PROBLEM TO SOLVE — Each entry below is to be extracted exactly.

INFORMATION PROVIDED —
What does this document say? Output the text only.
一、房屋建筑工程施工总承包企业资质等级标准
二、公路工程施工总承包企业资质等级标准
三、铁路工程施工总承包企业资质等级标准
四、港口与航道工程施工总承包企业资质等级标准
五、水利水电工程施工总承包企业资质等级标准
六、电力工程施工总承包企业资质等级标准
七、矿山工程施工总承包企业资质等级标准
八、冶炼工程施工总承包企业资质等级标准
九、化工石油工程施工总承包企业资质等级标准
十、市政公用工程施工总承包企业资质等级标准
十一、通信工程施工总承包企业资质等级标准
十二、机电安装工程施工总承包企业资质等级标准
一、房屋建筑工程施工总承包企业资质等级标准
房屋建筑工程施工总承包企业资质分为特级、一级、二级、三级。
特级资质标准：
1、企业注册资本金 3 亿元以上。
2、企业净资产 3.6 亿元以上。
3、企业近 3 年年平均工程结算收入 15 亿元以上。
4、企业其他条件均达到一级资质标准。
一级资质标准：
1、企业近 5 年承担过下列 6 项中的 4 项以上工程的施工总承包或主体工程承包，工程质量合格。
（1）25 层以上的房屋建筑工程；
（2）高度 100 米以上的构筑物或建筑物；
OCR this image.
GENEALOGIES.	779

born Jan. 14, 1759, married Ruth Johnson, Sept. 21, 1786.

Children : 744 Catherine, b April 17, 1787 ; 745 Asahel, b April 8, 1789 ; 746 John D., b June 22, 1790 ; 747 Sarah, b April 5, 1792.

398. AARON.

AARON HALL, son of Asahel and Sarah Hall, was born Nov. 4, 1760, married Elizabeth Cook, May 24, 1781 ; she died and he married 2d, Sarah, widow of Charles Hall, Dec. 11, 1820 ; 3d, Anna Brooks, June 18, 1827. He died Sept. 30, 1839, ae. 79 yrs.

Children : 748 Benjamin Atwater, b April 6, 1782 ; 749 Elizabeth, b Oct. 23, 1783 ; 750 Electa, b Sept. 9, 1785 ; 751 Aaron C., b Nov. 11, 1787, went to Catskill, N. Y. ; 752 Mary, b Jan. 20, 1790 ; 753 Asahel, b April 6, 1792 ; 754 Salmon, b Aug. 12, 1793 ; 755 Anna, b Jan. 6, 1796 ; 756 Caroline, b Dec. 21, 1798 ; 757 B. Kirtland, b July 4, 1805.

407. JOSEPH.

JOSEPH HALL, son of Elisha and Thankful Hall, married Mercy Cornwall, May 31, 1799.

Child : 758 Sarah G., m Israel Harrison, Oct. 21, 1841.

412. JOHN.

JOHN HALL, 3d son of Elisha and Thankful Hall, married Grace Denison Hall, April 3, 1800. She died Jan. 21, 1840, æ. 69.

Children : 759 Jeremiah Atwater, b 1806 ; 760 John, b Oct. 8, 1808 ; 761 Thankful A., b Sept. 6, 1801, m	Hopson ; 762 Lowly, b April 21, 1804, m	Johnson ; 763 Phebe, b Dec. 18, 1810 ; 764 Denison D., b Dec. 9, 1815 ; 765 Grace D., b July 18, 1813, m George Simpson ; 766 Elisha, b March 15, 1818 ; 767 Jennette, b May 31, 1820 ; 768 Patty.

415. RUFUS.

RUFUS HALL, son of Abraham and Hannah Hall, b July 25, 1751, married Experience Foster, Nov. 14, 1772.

RESPONSE TO THIS EXERCISE —
What does this document say? Output the text only.
一、房屋建筑工程施工总承包企业资质等级标准
二、公路工程施工总承包企业资质等级标准
三、铁路工程施工总承包企业资质等级标准
四、港口与航道工程施工总承包企业资质等级标准
五、水利水电工程施工总承包企业资质等级标准
六、电力工程施工总承包企业资质等级标准
七、矿山工程施工总承包企业资质等级标准
八、冶炼工程施工总承包企业资质等级标准
九、化工石油工程施工总承包企业资质等级标准
十、市政公用工程施工总承包企业资质等级标准
十一、通信工程施工总承包企业资质等级标准
十二、机电安装工程施工总承包企业资质等级标准
一、房屋建筑工程施工总承包企业资质等级标准
房屋建筑工程施工总承包企业资质分为特级、一级、二级、三级。
特级资质标准：
1、企业注册资本金 3 亿元以上。
2、企业净资产 3.6 亿元以上。
3、企业近 3 年年平均工程结算收入 15 亿元以上。
4、企业其他条件均达到一级资质标准。
一级资质标准：
1、企业近 5 年承担过下列 6 项中的 4 项以上工程的施工总承包或主体工程承包，工程质量合格。
（1）25 层以上的房屋建筑工程；
（2）高度 100 米以上的构筑物或建筑物；
OCR this image.
GENEALOGIES.	779

born Jan. 14, 1759, married Ruth Johnson, Sept. 21, 1786.

Children : 744 Catherine, b April 17, 1787 ; 745 Asahel, b April 8, 1789 ; 746 John D., b June 22, 1790 ; 747 Sarah, b April 5, 1792.

398. AARON.

AARON HALL, son of Asahel and Sarah Hall, was born Nov. 4, 1760, married Elizabeth Cook, May 24, 1781 ; she died and he married 2d, Sarah, widow of Charles Hall, Dec. 11, 1820 ; 3d, Anna Brooks, June 18, 1827. He died Sept. 30, 1839, ae. 79 yrs.

Children : 748 Benjamin Atwater, b April 6, 1782 ; 749 Elizabeth, b Oct. 23, 1783 ; 750 Electa, b Sept. 9, 1785 ; 751 Aaron C., b Nov. 11, 1787, went to Catskill, N. Y. ; 752 Mary, b Jan. 20, 1790 ; 753 Asahel, b April 6, 1792 ; 754 Salmon, b Aug. 12, 1793 ; 755 Anna, b Jan. 6, 1796 ; 756 Caroline, b Dec. 21, 1798 ; 757 B. Kirtland, b July 4, 1805.

407. JOSEPH.

JOSEPH HALL, son of Elisha and Thankful Hall, married Mercy Cornwall, May 31, 1799.

Child : 758 Sarah G., m Israel Harrison, Oct. 21, 1841.

412. JOHN.

JOHN HALL, 3d son of Elisha and Thankful Hall, married Grace Denison Hall, April 3, 1800. She died Jan. 21, 1840, æ. 69.

Children : 759 Jeremiah Atwater, b 1806 ; 760 John, b Oct. 8, 1808 ; 761 Thankful A., b Sept. 6, 1801, m	Hopson ; 762 Lowly, b April 21, 1804, m	Johnson ; 763 Phebe, b Dec. 18, 1810 ; 764 Denison D., b Dec. 9, 1815 ; 765 Grace D., b July 18, 1813, m George Simpson ; 766 Elisha, b March 15, 1818 ; 767 Jennette, b May 31, 1820 ; 768 Patty.

415. RUFUS.

RUFUS HALL, son of Abraham and Hannah Hall, b July 25, 1751, married Experience Foster, Nov. 14, 1772.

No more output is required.